### Required task
Set every record down verbatim and omit the pictures.

start Task material

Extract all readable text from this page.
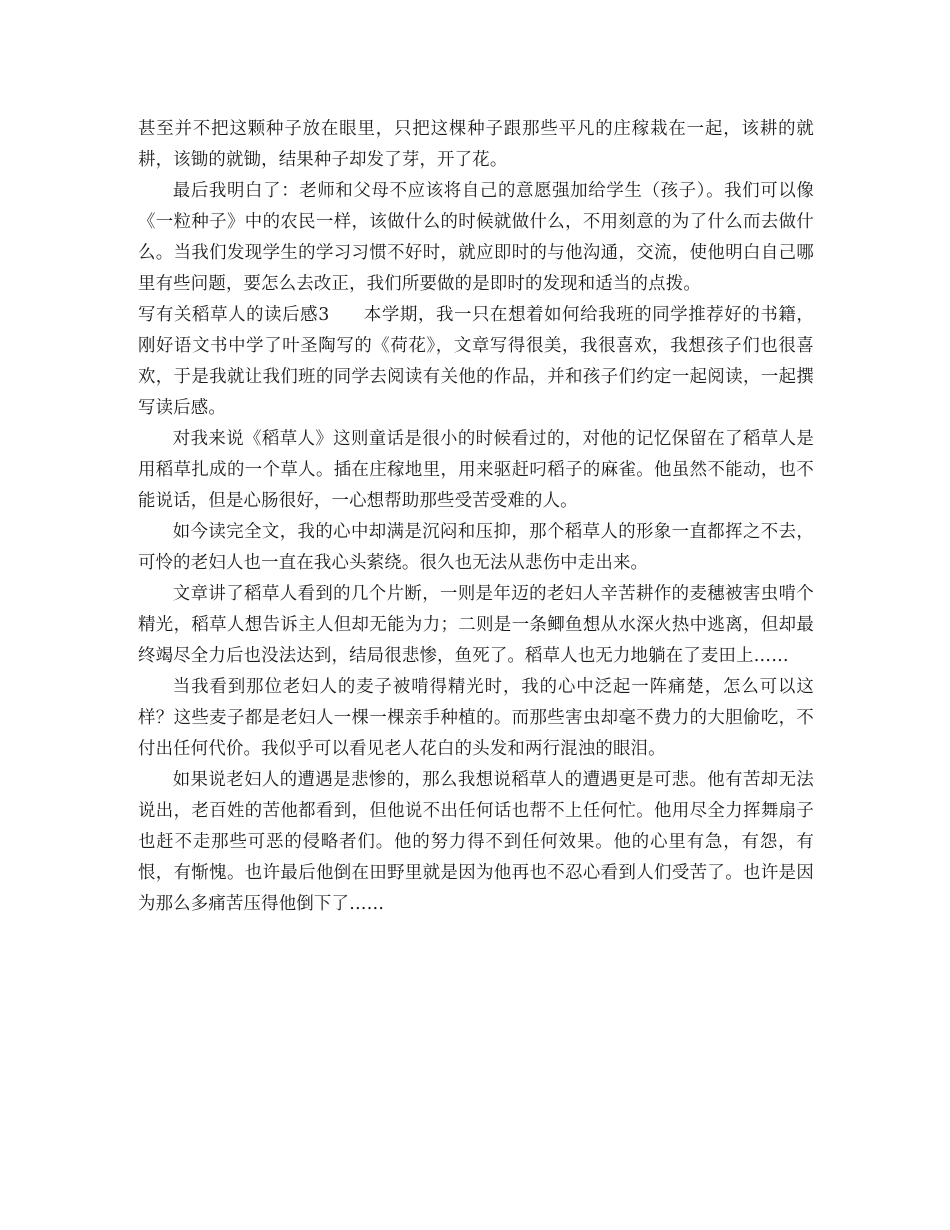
甚至并不把这颗种子放在眼里，只把这棵种子跟那些平凡的庄稼栽在一起，该耕的就耕，该锄的就锄，结果种子却发了芽，开了花。

最后我明白了：老师和父母不应该将自己的意愿强加给学生（孩子）。我们可以像《一粒种子》中的农民一样，该做什么的时候就做什么，不用刻意的为了什么而去做什么。当我们发现学生的学习习惯不好时，就应即时的与他沟通，交流，使他明白自己哪里有些问题，要怎么去改正，我们所要做的是即时的发现和适当的点拨。

写有关稻草人的读后感3 本学期，我一只在想着如何给我班的同学推荐好的书籍，刚好语文书中学了叶圣陶写的《荷花》，文章写得很美，我很喜欢，我想孩子们也很喜欢，于是我就让我们班的同学去阅读有关他的作品，并和孩子们约定一起阅读，一起撰写读后感。

对我来说《稻草人》这则童话是很小的时候看过的，对他的记忆保留在了稻草人是用稻草扎成的一个草人。插在庄稼地里，用来驱赶叼稻子的麻雀。他虽然不能动，也不能说话，但是心肠很好，一心想帮助那些受苦受难的人。

如今读完全文，我的心中却满是沉闷和压抑，那个稻草人的形象一直都挥之不去，可怜的老妇人也一直在我心头萦绕。很久也无法从悲伤中走出来。

文章讲了稻草人看到的几个片断，一则是年迈的老妇人辛苦耕作的麦穗被害虫啃个精光，稻草人想告诉主人但却无能为力；二则是一条鲫鱼想从水深火热中逃离，但却最终竭尽全力后也没法达到，结局很悲惨，鱼死了。稻草人也无力地躺在了麦田上……

当我看到那位老妇人的麦子被啃得精光时，我的心中泛起一阵痛楚，怎么可以这样？这些麦子都是老妇人一棵一棵亲手种植的。而那些害虫却毫不费力的大胆偷吃，不付出任何代价。我似乎可以看见老人花白的头发和两行混浊的眼泪。

如果说老妇人的遭遇是悲惨的，那么我想说稻草人的遭遇更是可悲。他有苦却无法说出，老百姓的苦他都看到，但他说不出任何话也帮不上任何忙。他用尽全力挥舞扇子也赶不走那些可恶的侵略者们。他的努力得不到任何效果。他的心里有急，有怨，有恨，有惭愧。也许最后他倒在田野里就是因为他再也不忍心看到人们受苦了。也许是因为那么多痛苦压得他倒下了……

end Task material

### Result of this task
Extract all readable text from this page.
甚至并不把这颗种子放在眼里，只把这棵种子跟那些平凡的庄稼栽在一起，该耕的就耕，该锄的就锄，结果种子却发了芽，开了花。

最后我明白了：老师和父母不应该将自己的意愿强加给学生（孩子）。我们可以像《一粒种子》中的农民一样，该做什么的时候就做什么，不用刻意的为了什么而去做什么。当我们发现学生的学习习惯不好时，就应即时的与他沟通，交流，使他明白自己哪里有些问题，要怎么去改正，我们所要做的是即时的发现和适当的点拨。

写有关稻草人的读后感3 本学期，我一只在想着如何给我班的同学推荐好的书籍，刚好语文书中学了叶圣陶写的《荷花》，文章写得很美，我很喜欢，我想孩子们也很喜欢，于是我就让我们班的同学去阅读有关他的作品，并和孩子们约定一起阅读，一起撰写读后感。

对我来说《稻草人》这则童话是很小的时候看过的，对他的记忆保留在了稻草人是用稻草扎成的一个草人。插在庄稼地里，用来驱赶叼稻子的麻雀。他虽然不能动，也不能说话，但是心肠很好，一心想帮助那些受苦受难的人。

如今读完全文，我的心中却满是沉闷和压抑，那个稻草人的形象一直都挥之不去，可怜的老妇人也一直在我心头萦绕。很久也无法从悲伤中走出来。

文章讲了稻草人看到的几个片断，一则是年迈的老妇人辛苦耕作的麦穗被害虫啃个精光，稻草人想告诉主人但却无能为力；二则是一条鲫鱼想从水深火热中逃离，但却最终竭尽全力后也没法达到，结局很悲惨，鱼死了。稻草人也无力地躺在了麦田上……

当我看到那位老妇人的麦子被啃得精光时，我的心中泛起一阵痛楚，怎么可以这样？这些麦子都是老妇人一棵一棵亲手种植的。而那些害虫却毫不费力的大胆偷吃，不付出任何代价。我似乎可以看见老人花白的头发和两行混浊的眼泪。

如果说老妇人的遭遇是悲惨的，那么我想说稻草人的遭遇更是可悲。他有苦却无法说出，老百姓的苦他都看到，但他说不出任何话也帮不上任何忙。他用尽全力挥舞扇子也赶不走那些可恶的侵略者们。他的努力得不到任何效果。他的心里有急，有怨，有恨，有惭愧。也许最后他倒在田野里就是因为他再也不忍心看到人们受苦了。也许是因为那么多痛苦压得他倒下了……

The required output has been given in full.